# Requirements
Copy every line of the material below word for word.

— Start Listed entries —

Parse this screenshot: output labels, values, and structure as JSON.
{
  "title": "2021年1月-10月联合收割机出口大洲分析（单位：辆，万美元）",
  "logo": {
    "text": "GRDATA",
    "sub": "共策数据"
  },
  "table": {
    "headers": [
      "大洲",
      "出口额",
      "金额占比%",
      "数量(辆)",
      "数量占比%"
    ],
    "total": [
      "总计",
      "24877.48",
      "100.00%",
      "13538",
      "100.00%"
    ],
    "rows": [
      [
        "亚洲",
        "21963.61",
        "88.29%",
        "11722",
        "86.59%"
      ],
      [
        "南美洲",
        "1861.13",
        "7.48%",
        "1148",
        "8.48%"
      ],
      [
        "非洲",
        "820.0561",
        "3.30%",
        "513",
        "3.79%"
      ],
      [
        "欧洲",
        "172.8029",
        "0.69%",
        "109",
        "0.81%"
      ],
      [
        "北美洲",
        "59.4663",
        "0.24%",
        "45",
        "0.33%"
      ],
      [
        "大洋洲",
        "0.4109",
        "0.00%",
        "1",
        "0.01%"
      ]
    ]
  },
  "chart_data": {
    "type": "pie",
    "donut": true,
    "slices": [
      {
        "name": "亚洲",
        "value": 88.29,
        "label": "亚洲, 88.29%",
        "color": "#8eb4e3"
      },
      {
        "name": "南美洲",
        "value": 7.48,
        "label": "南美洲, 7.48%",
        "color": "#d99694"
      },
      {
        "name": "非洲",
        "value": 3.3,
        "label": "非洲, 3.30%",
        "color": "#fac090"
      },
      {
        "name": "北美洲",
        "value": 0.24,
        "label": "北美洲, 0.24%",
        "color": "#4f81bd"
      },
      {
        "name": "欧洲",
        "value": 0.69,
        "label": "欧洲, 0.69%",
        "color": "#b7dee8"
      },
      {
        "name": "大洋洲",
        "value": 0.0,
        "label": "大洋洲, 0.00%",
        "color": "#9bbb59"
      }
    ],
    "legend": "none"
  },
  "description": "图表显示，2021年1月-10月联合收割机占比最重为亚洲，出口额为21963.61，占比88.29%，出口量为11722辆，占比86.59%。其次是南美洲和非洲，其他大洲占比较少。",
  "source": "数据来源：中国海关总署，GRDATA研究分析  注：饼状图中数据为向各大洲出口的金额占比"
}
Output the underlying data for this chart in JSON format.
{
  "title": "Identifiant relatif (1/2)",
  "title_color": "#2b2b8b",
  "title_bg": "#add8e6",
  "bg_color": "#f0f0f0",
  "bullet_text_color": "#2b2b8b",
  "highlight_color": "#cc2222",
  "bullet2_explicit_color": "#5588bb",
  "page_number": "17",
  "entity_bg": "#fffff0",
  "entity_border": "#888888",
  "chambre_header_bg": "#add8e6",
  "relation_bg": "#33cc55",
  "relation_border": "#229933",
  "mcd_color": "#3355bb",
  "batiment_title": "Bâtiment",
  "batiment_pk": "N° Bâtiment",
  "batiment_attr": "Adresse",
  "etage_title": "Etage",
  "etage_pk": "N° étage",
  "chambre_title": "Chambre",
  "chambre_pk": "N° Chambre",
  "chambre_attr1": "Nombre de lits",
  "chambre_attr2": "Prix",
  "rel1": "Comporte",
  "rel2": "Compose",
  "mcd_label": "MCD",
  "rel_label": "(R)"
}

— End Listed entries —

# Answer to this exercise
Parse this screenshot: output labels, values, and structure as JSON.
{
  "title": "2021年1月-10月联合收割机出口大洲分析（单位：辆，万美元）",
  "logo": {
    "text": "GRDATA",
    "sub": "共策数据"
  },
  "table": {
    "headers": [
      "大洲",
      "出口额",
      "金额占比%",
      "数量(辆)",
      "数量占比%"
    ],
    "total": [
      "总计",
      "24877.48",
      "100.00%",
      "13538",
      "100.00%"
    ],
    "rows": [
      [
        "亚洲",
        "21963.61",
        "88.29%",
        "11722",
        "86.59%"
      ],
      [
        "南美洲",
        "1861.13",
        "7.48%",
        "1148",
        "8.48%"
      ],
      [
        "非洲",
        "820.0561",
        "3.30%",
        "513",
        "3.79%"
      ],
      [
        "欧洲",
        "172.8029",
        "0.69%",
        "109",
        "0.81%"
      ],
      [
        "北美洲",
        "59.4663",
        "0.24%",
        "45",
        "0.33%"
      ],
      [
        "大洋洲",
        "0.4109",
        "0.00%",
        "1",
        "0.01%"
      ]
    ]
  },
  "chart_data": {
    "type": "pie",
    "donut": true,
    "slices": [
      {
        "name": "亚洲",
        "value": 88.29,
        "label": "亚洲, 88.29%",
        "color": "#8eb4e3"
      },
      {
        "name": "南美洲",
        "value": 7.48,
        "label": "南美洲, 7.48%",
        "color": "#d99694"
      },
      {
        "name": "非洲",
        "value": 3.3,
        "label": "非洲, 3.30%",
        "color": "#fac090"
      },
      {
        "name": "北美洲",
        "value": 0.24,
        "label": "北美洲, 0.24%",
        "color": "#4f81bd"
      },
      {
        "name": "欧洲",
        "value": 0.69,
        "label": "欧洲, 0.69%",
        "color": "#b7dee8"
      },
      {
        "name": "大洋洲",
        "value": 0.0,
        "label": "大洋洲, 0.00%",
        "color": "#9bbb59"
      }
    ],
    "legend": "none"
  },
  "description": "图表显示，2021年1月-10月联合收割机占比最重为亚洲，出口额为21963.61，占比88.29%，出口量为11722辆，占比86.59%。其次是南美洲和非洲，其他大洲占比较少。",
  "source": "数据来源：中国海关总署，GRDATA研究分析  注：饼状图中数据为向各大洲出口的金额占比"
}
Output the underlying data for this chart in JSON format.
{
  "title": "Identifiant relatif (1/2)",
  "title_color": "#2b2b8b",
  "title_bg": "#add8e6",
  "bg_color": "#f0f0f0",
  "bullet_text_color": "#2b2b8b",
  "highlight_color": "#cc2222",
  "bullet2_explicit_color": "#5588bb",
  "page_number": "17",
  "entity_bg": "#fffff0",
  "entity_border": "#888888",
  "chambre_header_bg": "#add8e6",
  "relation_bg": "#33cc55",
  "relation_border": "#229933",
  "mcd_color": "#3355bb",
  "batiment_title": "Bâtiment",
  "batiment_pk": "N° Bâtiment",
  "batiment_attr": "Adresse",
  "etage_title": "Etage",
  "etage_pk": "N° étage",
  "chambre_title": "Chambre",
  "chambre_pk": "N° Chambre",
  "chambre_attr1": "Nombre de lits",
  "chambre_attr2": "Prix",
  "rel1": "Comporte",
  "rel2": "Compose",
  "mcd_label": "MCD",
  "rel_label": "(R)"
}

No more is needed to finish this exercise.